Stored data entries
....
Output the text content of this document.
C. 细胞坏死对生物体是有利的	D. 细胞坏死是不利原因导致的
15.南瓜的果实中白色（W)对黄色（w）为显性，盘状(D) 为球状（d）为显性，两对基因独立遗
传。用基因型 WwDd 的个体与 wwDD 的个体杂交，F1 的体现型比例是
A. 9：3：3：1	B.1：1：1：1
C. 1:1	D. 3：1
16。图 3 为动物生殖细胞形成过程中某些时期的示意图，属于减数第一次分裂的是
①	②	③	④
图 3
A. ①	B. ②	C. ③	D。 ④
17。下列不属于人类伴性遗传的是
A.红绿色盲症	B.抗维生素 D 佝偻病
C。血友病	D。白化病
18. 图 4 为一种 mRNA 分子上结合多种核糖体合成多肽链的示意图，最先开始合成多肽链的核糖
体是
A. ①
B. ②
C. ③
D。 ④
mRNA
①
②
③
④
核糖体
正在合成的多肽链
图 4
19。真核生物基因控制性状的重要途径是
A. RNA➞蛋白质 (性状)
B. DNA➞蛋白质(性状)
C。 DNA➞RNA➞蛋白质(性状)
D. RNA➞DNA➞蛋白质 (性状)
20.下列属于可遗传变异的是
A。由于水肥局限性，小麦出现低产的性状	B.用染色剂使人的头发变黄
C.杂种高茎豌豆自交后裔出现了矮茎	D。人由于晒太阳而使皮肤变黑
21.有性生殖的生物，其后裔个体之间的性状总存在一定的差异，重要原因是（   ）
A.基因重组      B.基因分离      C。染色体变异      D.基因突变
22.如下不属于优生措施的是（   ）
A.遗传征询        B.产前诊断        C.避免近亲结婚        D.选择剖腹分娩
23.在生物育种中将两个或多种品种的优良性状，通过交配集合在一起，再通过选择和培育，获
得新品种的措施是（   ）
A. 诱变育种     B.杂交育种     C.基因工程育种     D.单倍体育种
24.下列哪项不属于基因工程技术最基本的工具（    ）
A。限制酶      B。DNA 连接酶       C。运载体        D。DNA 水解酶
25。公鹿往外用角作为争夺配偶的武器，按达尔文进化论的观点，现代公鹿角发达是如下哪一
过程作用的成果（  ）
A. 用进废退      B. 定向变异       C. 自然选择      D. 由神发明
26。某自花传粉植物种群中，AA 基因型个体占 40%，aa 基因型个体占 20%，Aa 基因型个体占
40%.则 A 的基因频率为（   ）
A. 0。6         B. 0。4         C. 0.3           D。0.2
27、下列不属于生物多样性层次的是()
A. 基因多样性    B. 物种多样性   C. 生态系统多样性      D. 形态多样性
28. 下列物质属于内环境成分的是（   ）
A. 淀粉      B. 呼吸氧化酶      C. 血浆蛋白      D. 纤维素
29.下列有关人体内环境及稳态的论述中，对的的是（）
....
▶ **Your instructions**
The entries above are to be copied word for word.

▶ **Written answer**
Output the text content of this document.
C. 细胞坏死对生物体是有利的	D. 细胞坏死是不利原因导致的
15.南瓜的果实中白色（W)对黄色（w）为显性，盘状(D) 为球状（d）为显性，两对基因独立遗
传。用基因型 WwDd 的个体与 wwDD 的个体杂交，F1 的体现型比例是
A. 9：3：3：1	B.1：1：1：1
C. 1:1	D. 3：1
16。图 3 为动物生殖细胞形成过程中某些时期的示意图，属于减数第一次分裂的是
①	②	③	④
图 3
A. ①	B. ②	C. ③	D。 ④
17。下列不属于人类伴性遗传的是
A.红绿色盲症	B.抗维生素 D 佝偻病
C。血友病	D。白化病
18. 图 4 为一种 mRNA 分子上结合多种核糖体合成多肽链的示意图，最先开始合成多肽链的核糖
体是
A. ①
B. ②
C. ③
D。 ④
mRNA
①
②
③
④
核糖体
正在合成的多肽链
图 4
19。真核生物基因控制性状的重要途径是
A. RNA➞蛋白质 (性状)
B. DNA➞蛋白质(性状)
C。 DNA➞RNA➞蛋白质(性状)
D. RNA➞DNA➞蛋白质 (性状)
20.下列属于可遗传变异的是
A。由于水肥局限性，小麦出现低产的性状	B.用染色剂使人的头发变黄
C.杂种高茎豌豆自交后裔出现了矮茎	D。人由于晒太阳而使皮肤变黑
21.有性生殖的生物，其后裔个体之间的性状总存在一定的差异，重要原因是（   ）
A.基因重组      B.基因分离      C。染色体变异      D.基因突变
22.如下不属于优生措施的是（   ）
A.遗传征询        B.产前诊断        C.避免近亲结婚        D.选择剖腹分娩
23.在生物育种中将两个或多种品种的优良性状，通过交配集合在一起，再通过选择和培育，获
得新品种的措施是（   ）
A. 诱变育种     B.杂交育种     C.基因工程育种     D.单倍体育种
24.下列哪项不属于基因工程技术最基本的工具（    ）
A。限制酶      B。DNA 连接酶       C。运载体        D。DNA 水解酶
25。公鹿往外用角作为争夺配偶的武器，按达尔文进化论的观点，现代公鹿角发达是如下哪一
过程作用的成果（  ）
A. 用进废退      B. 定向变异       C. 自然选择      D. 由神发明
26。某自花传粉植物种群中，AA 基因型个体占 40%，aa 基因型个体占 20%，Aa 基因型个体占
40%.则 A 的基因频率为（   ）
A. 0。6         B. 0。4         C. 0.3           D。0.2
27、下列不属于生物多样性层次的是()
A. 基因多样性    B. 物种多样性   C. 生态系统多样性      D. 形态多样性
28. 下列物质属于内环境成分的是（   ）
A. 淀粉      B. 呼吸氧化酶      C. 血浆蛋白      D. 纤维素
29.下列有关人体内环境及稳态的论述中，对的的是（）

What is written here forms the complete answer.